Extracted records:

-- Begin --

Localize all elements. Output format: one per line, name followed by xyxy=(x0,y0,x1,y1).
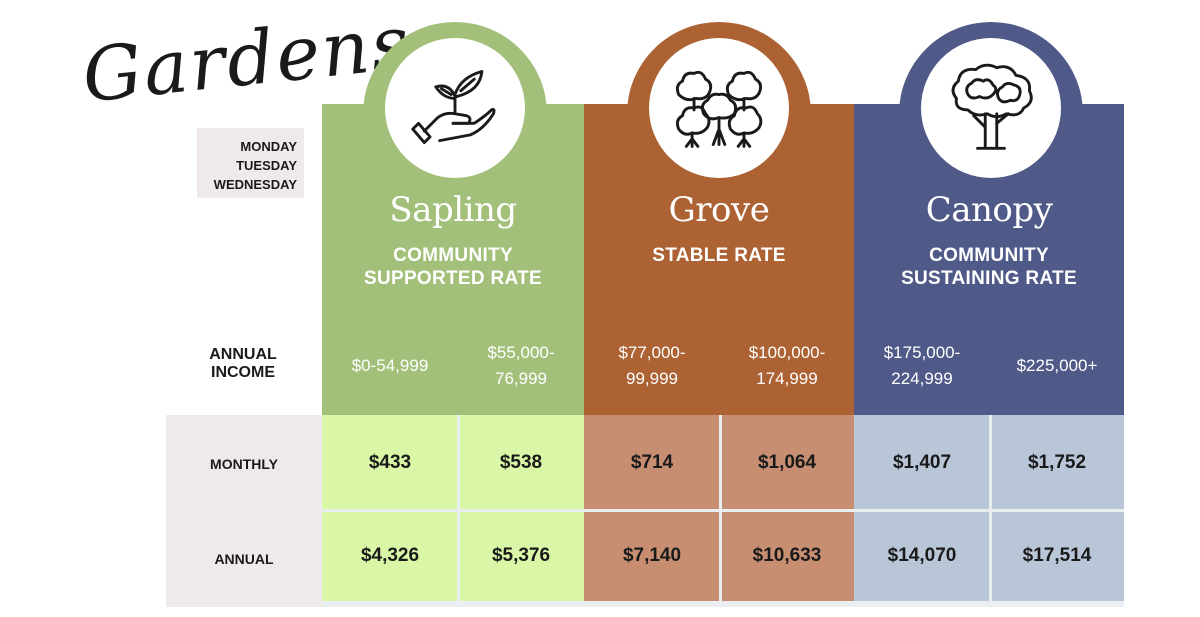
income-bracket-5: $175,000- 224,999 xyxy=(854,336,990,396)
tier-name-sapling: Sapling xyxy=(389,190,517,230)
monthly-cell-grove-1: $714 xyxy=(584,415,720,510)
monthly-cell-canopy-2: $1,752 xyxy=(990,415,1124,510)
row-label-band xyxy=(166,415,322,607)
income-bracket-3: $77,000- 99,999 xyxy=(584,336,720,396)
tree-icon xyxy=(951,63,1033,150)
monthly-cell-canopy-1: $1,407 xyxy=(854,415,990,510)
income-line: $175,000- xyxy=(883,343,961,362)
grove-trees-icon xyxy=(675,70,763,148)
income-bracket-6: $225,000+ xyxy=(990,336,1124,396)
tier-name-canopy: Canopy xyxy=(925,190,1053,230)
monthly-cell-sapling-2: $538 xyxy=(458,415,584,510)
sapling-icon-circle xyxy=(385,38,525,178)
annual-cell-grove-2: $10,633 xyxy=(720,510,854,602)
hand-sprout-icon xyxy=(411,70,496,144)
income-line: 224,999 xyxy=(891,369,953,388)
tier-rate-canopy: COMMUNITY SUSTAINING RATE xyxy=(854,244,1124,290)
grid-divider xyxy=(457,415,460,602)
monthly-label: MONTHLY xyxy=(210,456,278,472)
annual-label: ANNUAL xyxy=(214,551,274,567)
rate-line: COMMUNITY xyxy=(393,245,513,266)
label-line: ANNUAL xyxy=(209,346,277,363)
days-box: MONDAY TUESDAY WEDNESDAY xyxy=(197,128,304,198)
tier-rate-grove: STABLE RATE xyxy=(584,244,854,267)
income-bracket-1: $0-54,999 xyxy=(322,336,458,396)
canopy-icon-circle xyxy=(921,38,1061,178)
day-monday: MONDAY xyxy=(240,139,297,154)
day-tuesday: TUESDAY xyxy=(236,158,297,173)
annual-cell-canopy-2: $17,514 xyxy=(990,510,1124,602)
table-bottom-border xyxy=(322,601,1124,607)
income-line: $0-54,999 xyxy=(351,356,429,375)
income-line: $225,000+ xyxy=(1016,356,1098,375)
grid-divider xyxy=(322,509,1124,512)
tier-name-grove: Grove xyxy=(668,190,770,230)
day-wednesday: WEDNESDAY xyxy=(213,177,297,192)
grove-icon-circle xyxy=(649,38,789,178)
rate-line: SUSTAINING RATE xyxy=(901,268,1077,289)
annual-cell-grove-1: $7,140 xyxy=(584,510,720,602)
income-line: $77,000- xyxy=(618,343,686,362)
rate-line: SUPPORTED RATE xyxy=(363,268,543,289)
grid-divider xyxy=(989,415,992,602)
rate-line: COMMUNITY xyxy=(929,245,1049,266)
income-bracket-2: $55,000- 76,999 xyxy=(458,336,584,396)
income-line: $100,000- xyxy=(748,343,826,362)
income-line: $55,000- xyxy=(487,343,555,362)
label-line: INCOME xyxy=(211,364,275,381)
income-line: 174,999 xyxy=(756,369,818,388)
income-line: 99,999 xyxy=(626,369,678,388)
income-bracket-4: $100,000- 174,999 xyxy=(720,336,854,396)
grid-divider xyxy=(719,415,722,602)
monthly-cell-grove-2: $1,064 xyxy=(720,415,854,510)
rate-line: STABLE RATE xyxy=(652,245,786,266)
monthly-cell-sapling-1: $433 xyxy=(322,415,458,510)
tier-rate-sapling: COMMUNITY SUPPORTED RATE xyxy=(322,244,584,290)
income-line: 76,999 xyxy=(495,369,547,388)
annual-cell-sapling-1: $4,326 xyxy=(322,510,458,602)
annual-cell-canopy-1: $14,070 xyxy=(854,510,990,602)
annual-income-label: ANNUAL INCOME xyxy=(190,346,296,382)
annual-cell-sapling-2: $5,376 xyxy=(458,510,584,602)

-- End --

**Directions for this task:** Copy the lines above word for word, starting with the line that contains "income-bracket-5: $175,000- 224,999" and ending after the line that contains "tier-name-canopy: Canopy xyxy=(925,190,1053,230)".

**Response below:**
income-bracket-5: $175,000- 224,999 xyxy=(854,336,990,396)
tier-name-sapling: Sapling xyxy=(389,190,517,230)
monthly-cell-grove-1: $714 xyxy=(584,415,720,510)
monthly-cell-canopy-2: $1,752 xyxy=(990,415,1124,510)
row-label-band xyxy=(166,415,322,607)
income-bracket-3: $77,000- 99,999 xyxy=(584,336,720,396)
tree-icon xyxy=(951,63,1033,150)
monthly-cell-canopy-1: $1,407 xyxy=(854,415,990,510)
income-line: $175,000- xyxy=(883,343,961,362)
grove-trees-icon xyxy=(675,70,763,148)
income-bracket-6: $225,000+ xyxy=(990,336,1124,396)
tier-name-canopy: Canopy xyxy=(925,190,1053,230)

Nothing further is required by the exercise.